§ **DIRECTIVE**: Find each line containing the string "一个因数扩大" and return it.

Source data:

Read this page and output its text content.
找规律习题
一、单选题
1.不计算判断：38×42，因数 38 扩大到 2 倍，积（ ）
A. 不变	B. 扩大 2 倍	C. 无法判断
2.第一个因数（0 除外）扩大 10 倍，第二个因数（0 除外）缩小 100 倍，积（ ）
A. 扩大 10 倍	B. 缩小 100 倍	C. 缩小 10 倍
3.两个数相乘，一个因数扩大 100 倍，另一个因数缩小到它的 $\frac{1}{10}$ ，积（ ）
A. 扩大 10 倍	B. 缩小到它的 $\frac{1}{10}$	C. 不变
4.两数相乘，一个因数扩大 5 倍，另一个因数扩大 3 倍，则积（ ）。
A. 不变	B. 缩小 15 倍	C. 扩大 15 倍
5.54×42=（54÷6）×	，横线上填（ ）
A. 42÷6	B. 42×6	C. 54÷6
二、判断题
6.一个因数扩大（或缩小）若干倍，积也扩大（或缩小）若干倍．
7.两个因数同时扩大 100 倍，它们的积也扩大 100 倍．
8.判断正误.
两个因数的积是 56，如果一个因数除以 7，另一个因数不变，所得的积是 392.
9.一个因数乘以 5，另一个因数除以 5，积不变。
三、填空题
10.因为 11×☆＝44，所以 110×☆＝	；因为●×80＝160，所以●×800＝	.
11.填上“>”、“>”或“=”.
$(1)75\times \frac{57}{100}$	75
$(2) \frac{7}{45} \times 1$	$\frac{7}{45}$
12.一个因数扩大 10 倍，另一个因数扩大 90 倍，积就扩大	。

==

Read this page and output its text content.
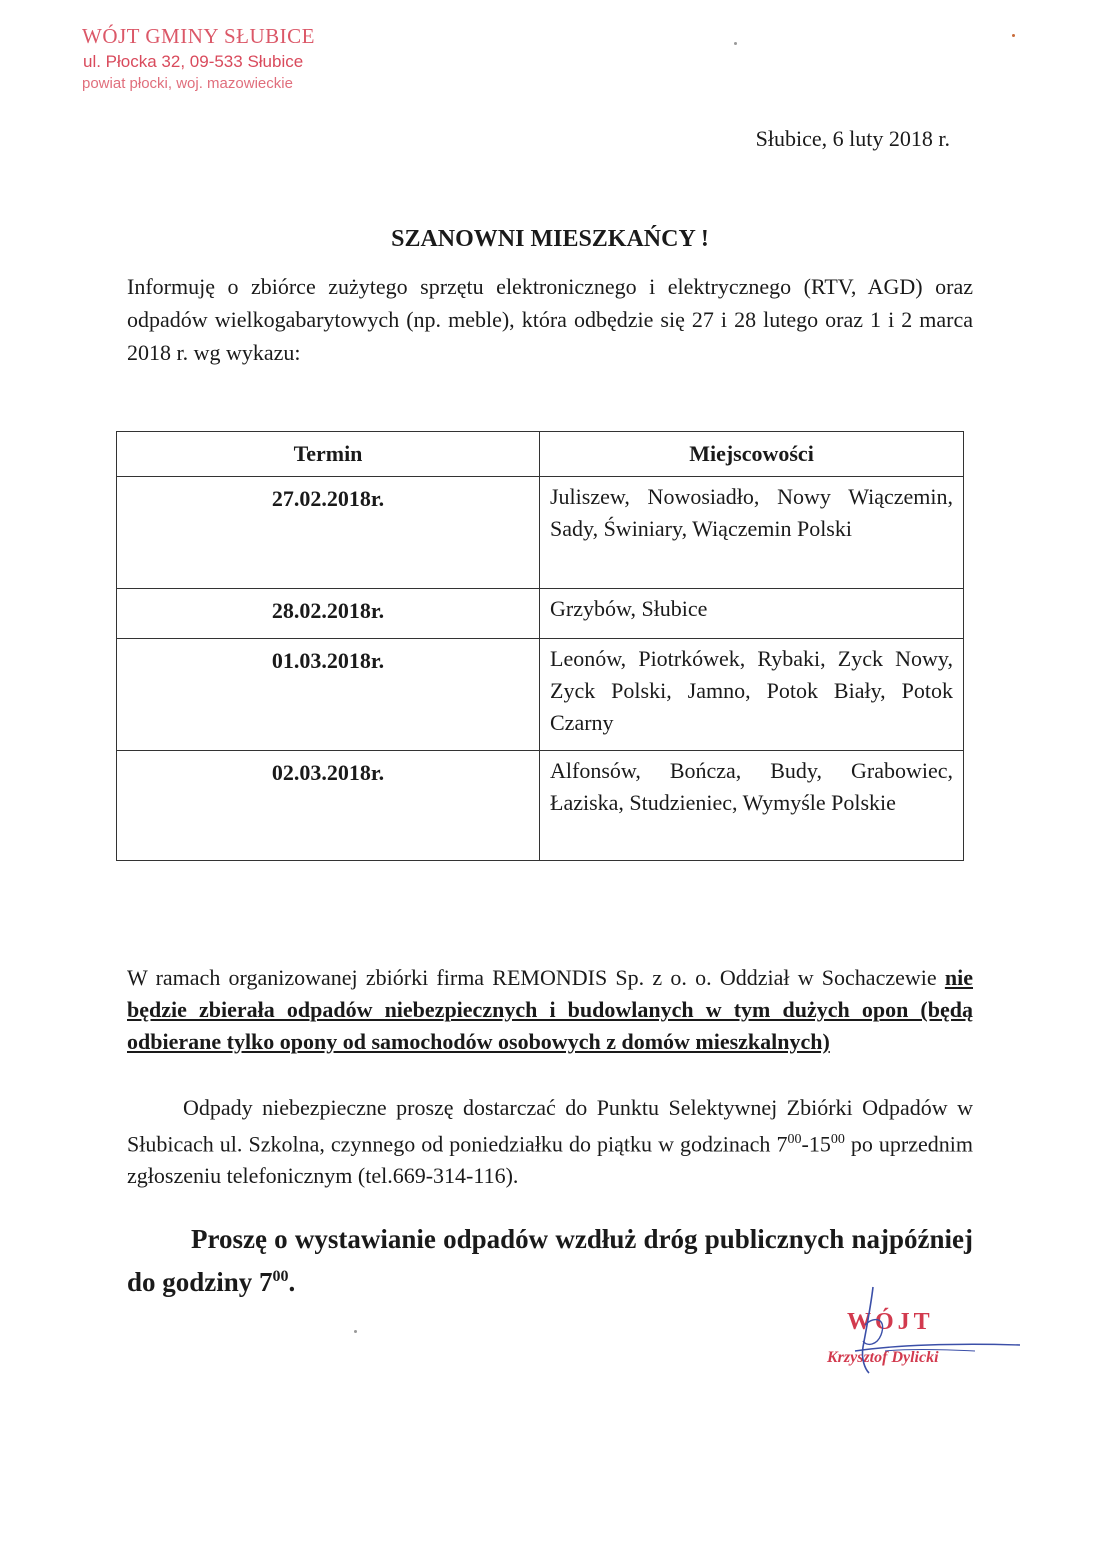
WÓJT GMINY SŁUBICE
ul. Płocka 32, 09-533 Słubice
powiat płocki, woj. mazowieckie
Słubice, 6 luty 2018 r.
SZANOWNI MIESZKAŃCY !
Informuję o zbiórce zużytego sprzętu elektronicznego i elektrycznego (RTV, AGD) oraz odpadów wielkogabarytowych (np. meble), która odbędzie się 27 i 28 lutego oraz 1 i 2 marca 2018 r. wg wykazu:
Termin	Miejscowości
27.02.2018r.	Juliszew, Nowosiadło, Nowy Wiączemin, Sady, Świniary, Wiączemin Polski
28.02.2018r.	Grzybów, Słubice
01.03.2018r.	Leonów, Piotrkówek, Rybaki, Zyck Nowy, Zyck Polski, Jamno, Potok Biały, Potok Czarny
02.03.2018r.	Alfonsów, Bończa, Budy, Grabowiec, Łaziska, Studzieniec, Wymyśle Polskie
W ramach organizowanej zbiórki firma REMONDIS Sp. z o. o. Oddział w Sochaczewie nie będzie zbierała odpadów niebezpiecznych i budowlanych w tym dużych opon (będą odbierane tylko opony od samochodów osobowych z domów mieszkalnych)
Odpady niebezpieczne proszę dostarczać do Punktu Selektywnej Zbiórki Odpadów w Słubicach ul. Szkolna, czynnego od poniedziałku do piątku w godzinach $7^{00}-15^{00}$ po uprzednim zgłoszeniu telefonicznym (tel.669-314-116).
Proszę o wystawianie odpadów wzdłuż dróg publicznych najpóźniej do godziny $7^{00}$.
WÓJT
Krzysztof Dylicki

§ **FULL RESPONSE**:
3.两个数相乘，一个因数扩大 100 倍，另一个因数缩小到它的 $\frac{1}{10}$ ，积（ ）
4.两数相乘，一个因数扩大 5 倍，另一个因数扩大 3 倍，则积（ ）。
6.一个因数扩大（或缩小）若干倍，积也扩大（或缩小）若干倍．
12.一个因数扩大 10 倍，另一个因数扩大 90 倍，积就扩大	。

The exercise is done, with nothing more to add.